*INSTRUCTIONS TO FOLLOW*: Read the listing below and copy out every line that holds "projected".

--- START OF STORED RECORDS ---

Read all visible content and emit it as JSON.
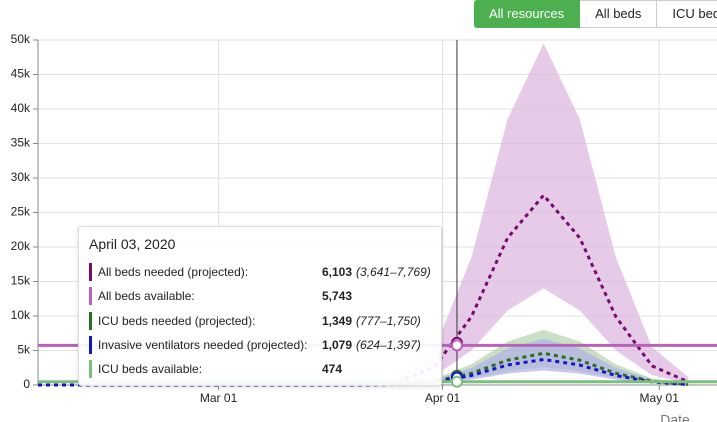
{
  "chart_data": {
    "type": "projection",
    "buttons": [
      "All resources",
      "All beds",
      "ICU beds"
    ],
    "x_label": "Date",
    "x": [
      "2020-02-05",
      "2020-02-10",
      "2020-02-15",
      "2020-02-20",
      "2020-02-25",
      "2020-03-01",
      "2020-03-06",
      "2020-03-11",
      "2020-03-16",
      "2020-03-21",
      "2020-03-26",
      "2020-03-31",
      "2020-04-05",
      "2020-04-10",
      "2020-04-15",
      "2020-04-20",
      "2020-04-25",
      "2020-04-30",
      "2020-05-05"
    ],
    "xlim": [
      "2020-02-05",
      "2020-05-09"
    ],
    "xticks": [
      {
        "value": "2020-03-01",
        "label": "Mar 01"
      },
      {
        "value": "2020-04-01",
        "label": "Apr 01"
      },
      {
        "value": "2020-05-01",
        "label": "May 01"
      }
    ],
    "ylim": [
      0,
      50000
    ],
    "yticks": [
      {
        "value": 0,
        "label": "0"
      },
      {
        "value": 5000,
        "label": "5k"
      },
      {
        "value": 10000,
        "label": "10k"
      },
      {
        "value": 15000,
        "label": "15k"
      },
      {
        "value": 20000,
        "label": "20k"
      },
      {
        "value": 25000,
        "label": "25k"
      },
      {
        "value": 30000,
        "label": "30k"
      },
      {
        "value": 35000,
        "label": "35k"
      },
      {
        "value": 40000,
        "label": "40k"
      },
      {
        "value": 45000,
        "label": "45k"
      },
      {
        "value": 50000,
        "label": "50k"
      }
    ],
    "grid": true,
    "hover": {
      "x": "2020-04-03",
      "title": "April 03, 2020"
    },
    "series": [
      {
        "name": "All beds needed (projected):",
        "kind": "projection",
        "color": "#7a0a6f",
        "band_color": "#dbb5e0",
        "values": [
          0,
          0,
          0,
          0,
          0,
          0,
          0,
          0,
          3,
          47,
          464,
          2770,
          9900,
          21300,
          27500,
          21300,
          9900,
          2770,
          464
        ],
        "lower": [
          0,
          0,
          0,
          0,
          0,
          0,
          0,
          0,
          0,
          5,
          250,
          1400,
          5000,
          10800,
          14000,
          10800,
          5000,
          1400,
          250
        ],
        "upper": [
          0,
          0,
          0,
          0,
          0,
          0,
          0,
          0,
          10,
          150,
          1200,
          5500,
          18500,
          38500,
          49500,
          38500,
          18500,
          5500,
          1200
        ],
        "hover_value": 6103,
        "hover_label": "6,103",
        "hover_range": "(3,641–7,769)"
      },
      {
        "name": "All beds available:",
        "kind": "level",
        "color": "#b663b8",
        "value": 5743,
        "hover_label": "5,743"
      },
      {
        "name": "ICU beds needed (projected):",
        "kind": "projection",
        "color": "#2a6e22",
        "band_color": "#b3d3ad",
        "values": [
          0,
          0,
          0,
          0,
          0,
          0,
          0,
          0,
          0,
          10,
          90,
          550,
          1700,
          3600,
          4600,
          3600,
          1700,
          550,
          90
        ],
        "lower": [
          0,
          0,
          0,
          0,
          0,
          0,
          0,
          0,
          0,
          5,
          50,
          310,
          960,
          2000,
          2600,
          2000,
          960,
          310,
          50
        ],
        "upper": [
          0,
          0,
          0,
          0,
          0,
          0,
          0,
          0,
          0,
          20,
          160,
          950,
          3000,
          6300,
          8000,
          6300,
          3000,
          950,
          160
        ],
        "hover_value": 1349,
        "hover_label": "1,349",
        "hover_range": "(777–1,750)"
      },
      {
        "name": "Invasive ventilators needed (projected):",
        "kind": "projection",
        "color": "#1515c8",
        "band_color": "#b0b0e6",
        "values": [
          0,
          0,
          0,
          0,
          0,
          0,
          0,
          0,
          0,
          8,
          70,
          440,
          1370,
          2900,
          3700,
          2900,
          1370,
          440,
          70
        ],
        "lower": [
          0,
          0,
          0,
          0,
          0,
          0,
          0,
          0,
          0,
          4,
          40,
          250,
          780,
          1650,
          2100,
          1650,
          780,
          250,
          40
        ],
        "upper": [
          0,
          0,
          0,
          0,
          0,
          0,
          0,
          0,
          0,
          15,
          130,
          800,
          2500,
          5300,
          6700,
          5300,
          2500,
          800,
          130
        ],
        "hover_value": 1079,
        "hover_label": "1,079",
        "hover_range": "(624–1,397)"
      },
      {
        "name": "ICU beds available:",
        "kind": "level",
        "color": "#7cbf7a",
        "value": 474,
        "hover_label": "474"
      }
    ]
  }
}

--- END OF STORED RECORDS ---

*RESULT BELOW*:
        "name": "All beds needed (projected):",
        "name": "ICU beds needed (projected):",
        "name": "Invasive ventilators needed (projected):",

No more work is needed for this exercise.